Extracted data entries
- - -

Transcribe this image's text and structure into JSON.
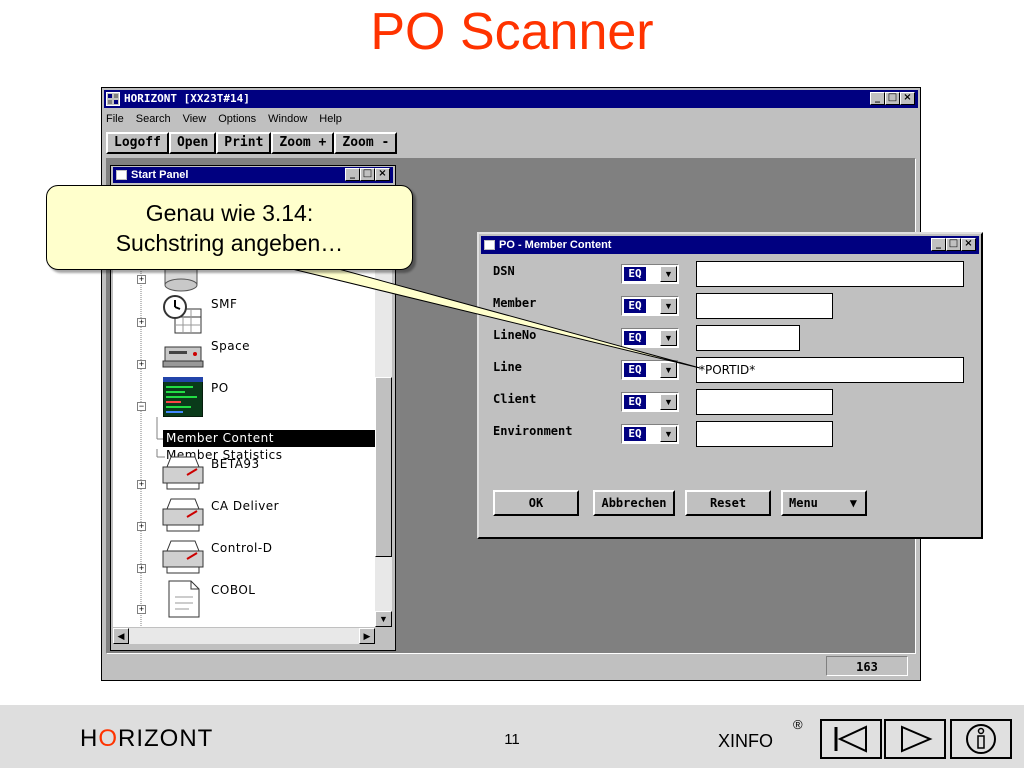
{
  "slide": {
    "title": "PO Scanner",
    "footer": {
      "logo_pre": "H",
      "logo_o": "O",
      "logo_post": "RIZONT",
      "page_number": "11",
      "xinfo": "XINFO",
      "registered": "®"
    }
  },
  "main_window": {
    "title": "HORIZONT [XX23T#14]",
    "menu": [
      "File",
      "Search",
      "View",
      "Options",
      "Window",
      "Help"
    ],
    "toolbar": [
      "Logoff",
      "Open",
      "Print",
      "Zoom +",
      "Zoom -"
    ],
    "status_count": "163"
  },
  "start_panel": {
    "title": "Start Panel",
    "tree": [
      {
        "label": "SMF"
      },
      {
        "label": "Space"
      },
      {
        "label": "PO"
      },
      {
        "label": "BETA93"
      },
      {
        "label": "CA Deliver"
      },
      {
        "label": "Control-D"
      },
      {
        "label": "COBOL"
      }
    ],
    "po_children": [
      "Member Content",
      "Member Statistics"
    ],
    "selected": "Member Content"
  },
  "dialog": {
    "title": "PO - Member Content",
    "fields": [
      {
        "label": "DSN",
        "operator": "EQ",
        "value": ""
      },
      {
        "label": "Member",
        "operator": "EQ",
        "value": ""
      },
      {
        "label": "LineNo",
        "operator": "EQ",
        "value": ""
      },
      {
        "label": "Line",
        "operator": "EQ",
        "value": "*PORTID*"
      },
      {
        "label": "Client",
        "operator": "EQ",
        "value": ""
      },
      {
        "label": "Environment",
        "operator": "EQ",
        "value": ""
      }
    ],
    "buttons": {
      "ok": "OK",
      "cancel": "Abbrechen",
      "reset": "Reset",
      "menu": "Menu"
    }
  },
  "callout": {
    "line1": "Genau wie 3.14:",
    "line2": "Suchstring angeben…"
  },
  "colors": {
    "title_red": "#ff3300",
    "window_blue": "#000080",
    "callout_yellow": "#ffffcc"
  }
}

- - -

WORK TO DO - Reproduce the records verbatim, omitting all images they contain.

WRITTEN RESPONSE -
Transcribe this image's text and structure into JSON.
{
  "slide": {
    "title": "PO Scanner",
    "footer": {
      "logo_pre": "H",
      "logo_o": "O",
      "logo_post": "RIZONT",
      "page_number": "11",
      "xinfo": "XINFO",
      "registered": "®"
    }
  },
  "main_window": {
    "title": "HORIZONT [XX23T#14]",
    "menu": [
      "File",
      "Search",
      "View",
      "Options",
      "Window",
      "Help"
    ],
    "toolbar": [
      "Logoff",
      "Open",
      "Print",
      "Zoom +",
      "Zoom -"
    ],
    "status_count": "163"
  },
  "start_panel": {
    "title": "Start Panel",
    "tree": [
      {
        "label": "SMF"
      },
      {
        "label": "Space"
      },
      {
        "label": "PO"
      },
      {
        "label": "BETA93"
      },
      {
        "label": "CA Deliver"
      },
      {
        "label": "Control-D"
      },
      {
        "label": "COBOL"
      }
    ],
    "po_children": [
      "Member Content",
      "Member Statistics"
    ],
    "selected": "Member Content"
  },
  "dialog": {
    "title": "PO - Member Content",
    "fields": [
      {
        "label": "DSN",
        "operator": "EQ",
        "value": ""
      },
      {
        "label": "Member",
        "operator": "EQ",
        "value": ""
      },
      {
        "label": "LineNo",
        "operator": "EQ",
        "value": ""
      },
      {
        "label": "Line",
        "operator": "EQ",
        "value": "*PORTID*"
      },
      {
        "label": "Client",
        "operator": "EQ",
        "value": ""
      },
      {
        "label": "Environment",
        "operator": "EQ",
        "value": ""
      }
    ],
    "buttons": {
      "ok": "OK",
      "cancel": "Abbrechen",
      "reset": "Reset",
      "menu": "Menu"
    }
  },
  "callout": {
    "line1": "Genau wie 3.14:",
    "line2": "Suchstring angeben…"
  },
  "colors": {
    "title_red": "#ff3300",
    "window_blue": "#000080",
    "callout_yellow": "#ffffcc"
  }
}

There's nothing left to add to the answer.